-- AIM OF THE EXERCISE --
Copy each record exactly as it reads, leaving out any pictures it holds.
^^^^^^^^
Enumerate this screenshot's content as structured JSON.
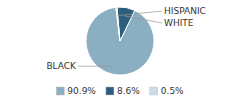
{
  "chart_data": {
    "type": "pie",
    "categories": [
      "BLACK",
      "WHITE",
      "HISPANIC"
    ],
    "values": [
      90.9,
      8.6,
      0.5
    ],
    "value_labels": [
      "90.9%",
      "8.6%",
      "0.5%"
    ],
    "colors": [
      "#8aafc2",
      "#2d5f7c",
      "#ccdce6"
    ],
    "legend": "bottom"
  }
}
^^^^^^^^
-- EXPECTED ANSWER --
Enumerate this screenshot's content as structured JSON.
{
  "chart_data": {
    "type": "pie",
    "categories": [
      "BLACK",
      "WHITE",
      "HISPANIC"
    ],
    "values": [
      90.9,
      8.6,
      0.5
    ],
    "value_labels": [
      "90.9%",
      "8.6%",
      "0.5%"
    ],
    "colors": [
      "#8aafc2",
      "#2d5f7c",
      "#ccdce6"
    ],
    "legend": "bottom"
  }
}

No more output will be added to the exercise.